The data:

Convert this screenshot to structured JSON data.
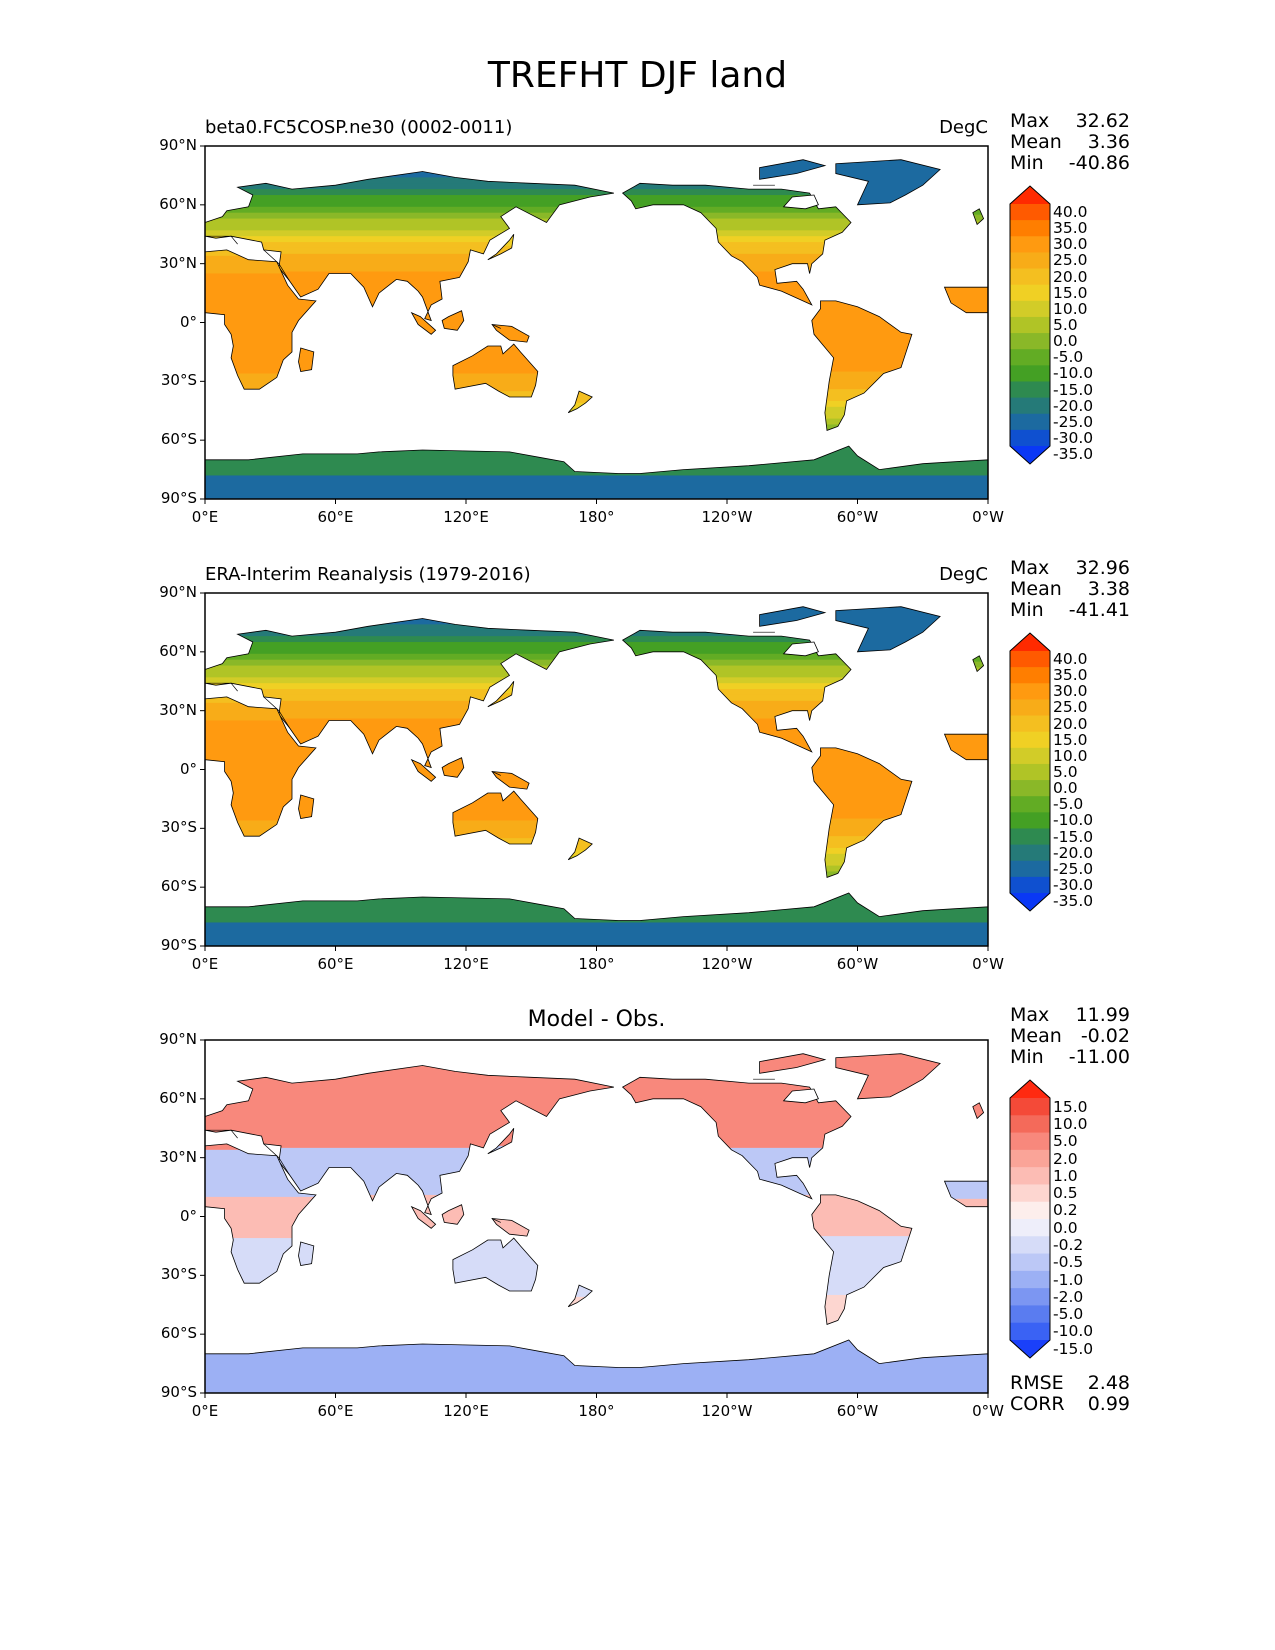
{
  "title": "TREFHT DJF land",
  "panels": [
    {
      "left_title": "beta0.FC5COSP.ne30 (0002-0011)",
      "center_title": "",
      "units": "DegC",
      "stats": {
        "labels": [
          "Max",
          "Mean",
          "Min"
        ],
        "values": [
          "32.62",
          "3.36",
          "-40.86"
        ]
      },
      "colorbar": {
        "ticks": [
          "40.0",
          "35.0",
          "30.0",
          "25.0",
          "20.0",
          "15.0",
          "10.0",
          "5.0",
          "0.0",
          "-5.0",
          "-10.0",
          "-15.0",
          "-20.0",
          "-25.0",
          "-30.0",
          "-35.0"
        ],
        "colors": [
          "#ff2a00",
          "#ff5a00",
          "#ff7e00",
          "#ff9a10",
          "#f8ac18",
          "#f4bf20",
          "#f0d024",
          "#d2cc28",
          "#b0c426",
          "#8ab828",
          "#62ac24",
          "#44a024",
          "#2e8a50",
          "#257a78",
          "#1c6aa0",
          "#0f50d0",
          "#0a38f5"
        ]
      },
      "map_type": "abs",
      "footer": null
    },
    {
      "left_title": "ERA-Interim Reanalysis (1979-2016)",
      "center_title": "",
      "units": "DegC",
      "stats": {
        "labels": [
          "Max",
          "Mean",
          "Min"
        ],
        "values": [
          "32.96",
          "3.38",
          "-41.41"
        ]
      },
      "colorbar": {
        "ticks": [
          "40.0",
          "35.0",
          "30.0",
          "25.0",
          "20.0",
          "15.0",
          "10.0",
          "5.0",
          "0.0",
          "-5.0",
          "-10.0",
          "-15.0",
          "-20.0",
          "-25.0",
          "-30.0",
          "-35.0"
        ],
        "colors": [
          "#ff2a00",
          "#ff5a00",
          "#ff7e00",
          "#ff9a10",
          "#f8ac18",
          "#f4bf20",
          "#f0d024",
          "#d2cc28",
          "#b0c426",
          "#8ab828",
          "#62ac24",
          "#44a024",
          "#2e8a50",
          "#257a78",
          "#1c6aa0",
          "#0f50d0",
          "#0a38f5"
        ]
      },
      "map_type": "abs",
      "footer": null
    },
    {
      "left_title": "",
      "center_title": "Model - Obs.",
      "units": "",
      "stats": {
        "labels": [
          "Max",
          "Mean",
          "Min"
        ],
        "values": [
          "11.99",
          "-0.02",
          "-11.00"
        ]
      },
      "colorbar": {
        "ticks": [
          "15.0",
          "10.0",
          "5.0",
          "2.0",
          "1.0",
          "0.5",
          "0.2",
          "0.0",
          "-0.2",
          "-0.5",
          "-1.0",
          "-2.0",
          "-5.0",
          "-10.0",
          "-15.0"
        ],
        "colors": [
          "#ff2a10",
          "#f44a38",
          "#f46a5a",
          "#f8887c",
          "#faa498",
          "#fcbcb4",
          "#fdd6d0",
          "#fdeeec",
          "#eeeefa",
          "#d6dcf8",
          "#bcc8f6",
          "#9cb0f4",
          "#7c96f2",
          "#5a7cf0",
          "#3a62f4",
          "#1a40fa"
        ]
      },
      "map_type": "diff",
      "footer": {
        "labels": [
          "RMSE",
          "CORR"
        ],
        "values": [
          "2.48",
          "0.99"
        ]
      }
    }
  ],
  "axes": {
    "x_ticks": [
      "0°E",
      "60°E",
      "120°E",
      "180°",
      "120°W",
      "60°W",
      "0°W"
    ],
    "y_ticks": [
      "90°N",
      "60°N",
      "30°N",
      "0°",
      "30°S",
      "60°S",
      "90°S"
    ]
  },
  "chart_data": [
    {
      "type": "heatmap",
      "title": "beta0.FC5COSP.ne30 (0002-0011)",
      "units": "DegC",
      "x_range_degE": [
        0,
        360
      ],
      "y_range_deg": [
        -90,
        90
      ],
      "color_levels": [
        -35,
        -30,
        -25,
        -20,
        -15,
        -10,
        -5,
        0,
        5,
        10,
        15,
        20,
        25,
        30,
        35,
        40
      ],
      "max": 32.62,
      "mean": 3.36,
      "min": -40.86
    },
    {
      "type": "heatmap",
      "title": "ERA-Interim Reanalysis (1979-2016)",
      "units": "DegC",
      "x_range_degE": [
        0,
        360
      ],
      "y_range_deg": [
        -90,
        90
      ],
      "color_levels": [
        -35,
        -30,
        -25,
        -20,
        -15,
        -10,
        -5,
        0,
        5,
        10,
        15,
        20,
        25,
        30,
        35,
        40
      ],
      "max": 32.96,
      "mean": 3.38,
      "min": -41.41
    },
    {
      "type": "heatmap",
      "title": "Model - Obs.",
      "x_range_degE": [
        0,
        360
      ],
      "y_range_deg": [
        -90,
        90
      ],
      "color_levels": [
        -15,
        -10,
        -5,
        -2,
        -1,
        -0.5,
        -0.2,
        0,
        0.2,
        0.5,
        1,
        2,
        5,
        10,
        15
      ],
      "max": 11.99,
      "mean": -0.02,
      "min": -11.0,
      "rmse": 2.48,
      "corr": 0.99
    }
  ]
}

Do this: Write out the entries above verbatim; the pictures do not belong in your copy.

Worked solution:
Convert this screenshot to structured JSON data.
{
  "title": "TREFHT DJF land",
  "panels": [
    {
      "left_title": "beta0.FC5COSP.ne30 (0002-0011)",
      "center_title": "",
      "units": "DegC",
      "stats": {
        "labels": [
          "Max",
          "Mean",
          "Min"
        ],
        "values": [
          "32.62",
          "3.36",
          "-40.86"
        ]
      },
      "colorbar": {
        "ticks": [
          "40.0",
          "35.0",
          "30.0",
          "25.0",
          "20.0",
          "15.0",
          "10.0",
          "5.0",
          "0.0",
          "-5.0",
          "-10.0",
          "-15.0",
          "-20.0",
          "-25.0",
          "-30.0",
          "-35.0"
        ],
        "colors": [
          "#ff2a00",
          "#ff5a00",
          "#ff7e00",
          "#ff9a10",
          "#f8ac18",
          "#f4bf20",
          "#f0d024",
          "#d2cc28",
          "#b0c426",
          "#8ab828",
          "#62ac24",
          "#44a024",
          "#2e8a50",
          "#257a78",
          "#1c6aa0",
          "#0f50d0",
          "#0a38f5"
        ]
      },
      "map_type": "abs",
      "footer": null
    },
    {
      "left_title": "ERA-Interim Reanalysis (1979-2016)",
      "center_title": "",
      "units": "DegC",
      "stats": {
        "labels": [
          "Max",
          "Mean",
          "Min"
        ],
        "values": [
          "32.96",
          "3.38",
          "-41.41"
        ]
      },
      "colorbar": {
        "ticks": [
          "40.0",
          "35.0",
          "30.0",
          "25.0",
          "20.0",
          "15.0",
          "10.0",
          "5.0",
          "0.0",
          "-5.0",
          "-10.0",
          "-15.0",
          "-20.0",
          "-25.0",
          "-30.0",
          "-35.0"
        ],
        "colors": [
          "#ff2a00",
          "#ff5a00",
          "#ff7e00",
          "#ff9a10",
          "#f8ac18",
          "#f4bf20",
          "#f0d024",
          "#d2cc28",
          "#b0c426",
          "#8ab828",
          "#62ac24",
          "#44a024",
          "#2e8a50",
          "#257a78",
          "#1c6aa0",
          "#0f50d0",
          "#0a38f5"
        ]
      },
      "map_type": "abs",
      "footer": null
    },
    {
      "left_title": "",
      "center_title": "Model - Obs.",
      "units": "",
      "stats": {
        "labels": [
          "Max",
          "Mean",
          "Min"
        ],
        "values": [
          "11.99",
          "-0.02",
          "-11.00"
        ]
      },
      "colorbar": {
        "ticks": [
          "15.0",
          "10.0",
          "5.0",
          "2.0",
          "1.0",
          "0.5",
          "0.2",
          "0.0",
          "-0.2",
          "-0.5",
          "-1.0",
          "-2.0",
          "-5.0",
          "-10.0",
          "-15.0"
        ],
        "colors": [
          "#ff2a10",
          "#f44a38",
          "#f46a5a",
          "#f8887c",
          "#faa498",
          "#fcbcb4",
          "#fdd6d0",
          "#fdeeec",
          "#eeeefa",
          "#d6dcf8",
          "#bcc8f6",
          "#9cb0f4",
          "#7c96f2",
          "#5a7cf0",
          "#3a62f4",
          "#1a40fa"
        ]
      },
      "map_type": "diff",
      "footer": {
        "labels": [
          "RMSE",
          "CORR"
        ],
        "values": [
          "2.48",
          "0.99"
        ]
      }
    }
  ],
  "axes": {
    "x_ticks": [
      "0°E",
      "60°E",
      "120°E",
      "180°",
      "120°W",
      "60°W",
      "0°W"
    ],
    "y_ticks": [
      "90°N",
      "60°N",
      "30°N",
      "0°",
      "30°S",
      "60°S",
      "90°S"
    ]
  },
  "chart_data": [
    {
      "type": "heatmap",
      "title": "beta0.FC5COSP.ne30 (0002-0011)",
      "units": "DegC",
      "x_range_degE": [
        0,
        360
      ],
      "y_range_deg": [
        -90,
        90
      ],
      "color_levels": [
        -35,
        -30,
        -25,
        -20,
        -15,
        -10,
        -5,
        0,
        5,
        10,
        15,
        20,
        25,
        30,
        35,
        40
      ],
      "max": 32.62,
      "mean": 3.36,
      "min": -40.86
    },
    {
      "type": "heatmap",
      "title": "ERA-Interim Reanalysis (1979-2016)",
      "units": "DegC",
      "x_range_degE": [
        0,
        360
      ],
      "y_range_deg": [
        -90,
        90
      ],
      "color_levels": [
        -35,
        -30,
        -25,
        -20,
        -15,
        -10,
        -5,
        0,
        5,
        10,
        15,
        20,
        25,
        30,
        35,
        40
      ],
      "max": 32.96,
      "mean": 3.38,
      "min": -41.41
    },
    {
      "type": "heatmap",
      "title": "Model - Obs.",
      "x_range_degE": [
        0,
        360
      ],
      "y_range_deg": [
        -90,
        90
      ],
      "color_levels": [
        -15,
        -10,
        -5,
        -2,
        -1,
        -0.5,
        -0.2,
        0,
        0.2,
        0.5,
        1,
        2,
        5,
        10,
        15
      ],
      "max": 11.99,
      "mean": -0.02,
      "min": -11.0,
      "rmse": 2.48,
      "corr": 0.99
    }
  ]
}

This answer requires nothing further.